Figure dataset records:
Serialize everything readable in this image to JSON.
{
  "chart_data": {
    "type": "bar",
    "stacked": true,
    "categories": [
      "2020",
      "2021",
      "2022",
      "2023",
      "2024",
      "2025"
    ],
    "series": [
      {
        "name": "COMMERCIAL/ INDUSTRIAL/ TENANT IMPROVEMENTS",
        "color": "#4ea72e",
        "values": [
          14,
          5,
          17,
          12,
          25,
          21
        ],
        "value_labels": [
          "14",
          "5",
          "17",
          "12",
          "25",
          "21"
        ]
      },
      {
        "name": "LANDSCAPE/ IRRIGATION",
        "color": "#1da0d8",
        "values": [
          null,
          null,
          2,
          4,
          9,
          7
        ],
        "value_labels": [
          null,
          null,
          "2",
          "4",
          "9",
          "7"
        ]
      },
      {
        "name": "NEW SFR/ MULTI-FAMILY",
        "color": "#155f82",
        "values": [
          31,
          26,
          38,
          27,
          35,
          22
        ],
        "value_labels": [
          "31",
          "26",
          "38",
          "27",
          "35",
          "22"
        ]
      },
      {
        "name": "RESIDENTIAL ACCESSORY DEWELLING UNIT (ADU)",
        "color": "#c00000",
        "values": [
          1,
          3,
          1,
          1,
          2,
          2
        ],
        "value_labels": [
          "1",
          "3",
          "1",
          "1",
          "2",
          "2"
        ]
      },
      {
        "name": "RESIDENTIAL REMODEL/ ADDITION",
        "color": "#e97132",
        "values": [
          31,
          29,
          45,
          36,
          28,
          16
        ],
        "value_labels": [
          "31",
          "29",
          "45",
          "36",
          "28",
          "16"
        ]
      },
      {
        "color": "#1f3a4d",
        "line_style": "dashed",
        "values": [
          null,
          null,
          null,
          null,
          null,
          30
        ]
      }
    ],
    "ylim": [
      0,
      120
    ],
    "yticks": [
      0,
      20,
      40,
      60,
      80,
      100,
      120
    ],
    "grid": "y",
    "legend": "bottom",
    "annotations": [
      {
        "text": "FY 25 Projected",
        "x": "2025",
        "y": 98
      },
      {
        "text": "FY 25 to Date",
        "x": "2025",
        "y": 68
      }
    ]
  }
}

• INSTRUCTIONS TO FOLLOW: Each line of the listing should be copied exactly.

• SOLUTION TO THE PROBLEM:
Serialize everything readable in this image to JSON.
{
  "chart_data": {
    "type": "bar",
    "stacked": true,
    "categories": [
      "2020",
      "2021",
      "2022",
      "2023",
      "2024",
      "2025"
    ],
    "series": [
      {
        "name": "COMMERCIAL/ INDUSTRIAL/ TENANT IMPROVEMENTS",
        "color": "#4ea72e",
        "values": [
          14,
          5,
          17,
          12,
          25,
          21
        ],
        "value_labels": [
          "14",
          "5",
          "17",
          "12",
          "25",
          "21"
        ]
      },
      {
        "name": "LANDSCAPE/ IRRIGATION",
        "color": "#1da0d8",
        "values": [
          null,
          null,
          2,
          4,
          9,
          7
        ],
        "value_labels": [
          null,
          null,
          "2",
          "4",
          "9",
          "7"
        ]
      },
      {
        "name": "NEW SFR/ MULTI-FAMILY",
        "color": "#155f82",
        "values": [
          31,
          26,
          38,
          27,
          35,
          22
        ],
        "value_labels": [
          "31",
          "26",
          "38",
          "27",
          "35",
          "22"
        ]
      },
      {
        "name": "RESIDENTIAL ACCESSORY DEWELLING UNIT (ADU)",
        "color": "#c00000",
        "values": [
          1,
          3,
          1,
          1,
          2,
          2
        ],
        "value_labels": [
          "1",
          "3",
          "1",
          "1",
          "2",
          "2"
        ]
      },
      {
        "name": "RESIDENTIAL REMODEL/ ADDITION",
        "color": "#e97132",
        "values": [
          31,
          29,
          45,
          36,
          28,
          16
        ],
        "value_labels": [
          "31",
          "29",
          "45",
          "36",
          "28",
          "16"
        ]
      },
      {
        "color": "#1f3a4d",
        "line_style": "dashed",
        "values": [
          null,
          null,
          null,
          null,
          null,
          30
        ]
      }
    ],
    "ylim": [
      0,
      120
    ],
    "yticks": [
      0,
      20,
      40,
      60,
      80,
      100,
      120
    ],
    "grid": "y",
    "legend": "bottom",
    "annotations": [
      {
        "text": "FY 25 Projected",
        "x": "2025",
        "y": 98
      },
      {
        "text": "FY 25 to Date",
        "x": "2025",
        "y": 68
      }
    ]
  }
}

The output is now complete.